Requirement:
Exclude the pictures and retype the entries as written.

Data entries

★ ★ ★ ★ ★ ★ ★

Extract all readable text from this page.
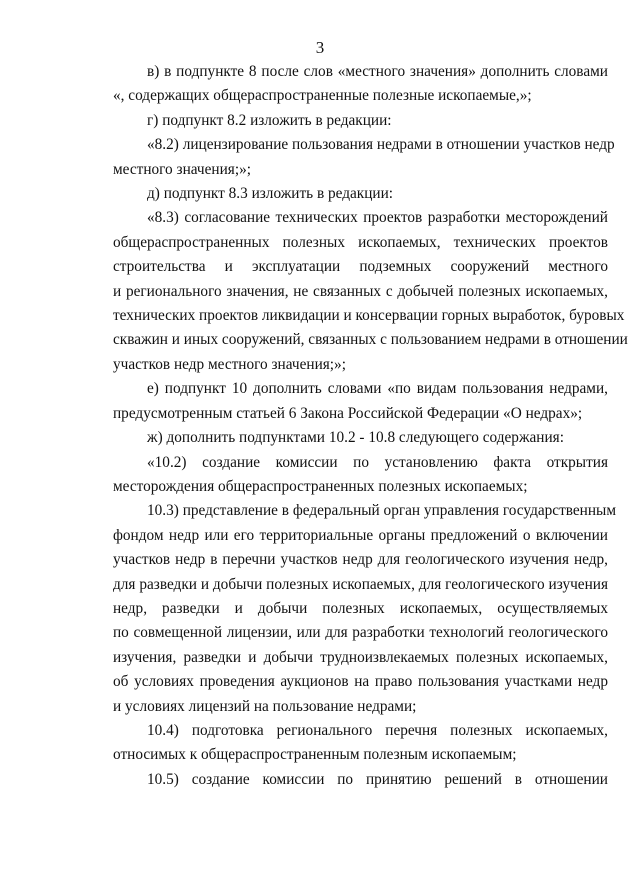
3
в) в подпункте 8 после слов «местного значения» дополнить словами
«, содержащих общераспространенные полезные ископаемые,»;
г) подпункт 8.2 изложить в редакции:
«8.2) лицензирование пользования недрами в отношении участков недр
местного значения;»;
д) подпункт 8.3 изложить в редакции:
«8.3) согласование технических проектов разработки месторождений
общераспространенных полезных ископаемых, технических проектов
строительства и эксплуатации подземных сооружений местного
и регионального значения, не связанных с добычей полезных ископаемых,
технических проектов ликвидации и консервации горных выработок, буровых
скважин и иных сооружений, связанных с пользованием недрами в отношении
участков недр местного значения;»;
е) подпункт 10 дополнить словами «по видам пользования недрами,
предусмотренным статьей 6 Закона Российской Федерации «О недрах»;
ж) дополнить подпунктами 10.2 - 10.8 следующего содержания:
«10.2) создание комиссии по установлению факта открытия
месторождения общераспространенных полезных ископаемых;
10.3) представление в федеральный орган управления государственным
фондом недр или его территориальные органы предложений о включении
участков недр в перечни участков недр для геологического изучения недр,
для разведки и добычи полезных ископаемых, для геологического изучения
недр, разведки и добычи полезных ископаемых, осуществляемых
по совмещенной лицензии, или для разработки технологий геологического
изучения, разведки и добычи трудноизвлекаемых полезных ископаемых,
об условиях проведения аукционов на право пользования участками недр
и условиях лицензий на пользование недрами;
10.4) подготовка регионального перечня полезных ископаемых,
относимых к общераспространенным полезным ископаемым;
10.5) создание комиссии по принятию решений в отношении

★ ★ ★ ★ ★ ★ ★

Expected answer:
Extract all readable text from this page.
3
в) в подпункте 8 после слов «местного значения» дополнить словами
«, содержащих общераспространенные полезные ископаемые,»;
г) подпункт 8.2 изложить в редакции:
«8.2) лицензирование пользования недрами в отношении участков недр
местного значения;»;
д) подпункт 8.3 изложить в редакции:
«8.3) согласование технических проектов разработки месторождений
общераспространенных полезных ископаемых, технических проектов
строительства и эксплуатации подземных сооружений местного
и регионального значения, не связанных с добычей полезных ископаемых,
технических проектов ликвидации и консервации горных выработок, буровых
скважин и иных сооружений, связанных с пользованием недрами в отношении
участков недр местного значения;»;
е) подпункт 10 дополнить словами «по видам пользования недрами,
предусмотренным статьей 6 Закона Российской Федерации «О недрах»;
ж) дополнить подпунктами 10.2 - 10.8 следующего содержания:
«10.2) создание комиссии по установлению факта открытия
месторождения общераспространенных полезных ископаемых;
10.3) представление в федеральный орган управления государственным
фондом недр или его территориальные органы предложений о включении
участков недр в перечни участков недр для геологического изучения недр,
для разведки и добычи полезных ископаемых, для геологического изучения
недр, разведки и добычи полезных ископаемых, осуществляемых
по совмещенной лицензии, или для разработки технологий геологического
изучения, разведки и добычи трудноизвлекаемых полезных ископаемых,
об условиях проведения аукционов на право пользования участками недр
и условиях лицензий на пользование недрами;
10.4) подготовка регионального перечня полезных ископаемых,
относимых к общераспространенным полезным ископаемым;
10.5) создание комиссии по принятию решений в отношении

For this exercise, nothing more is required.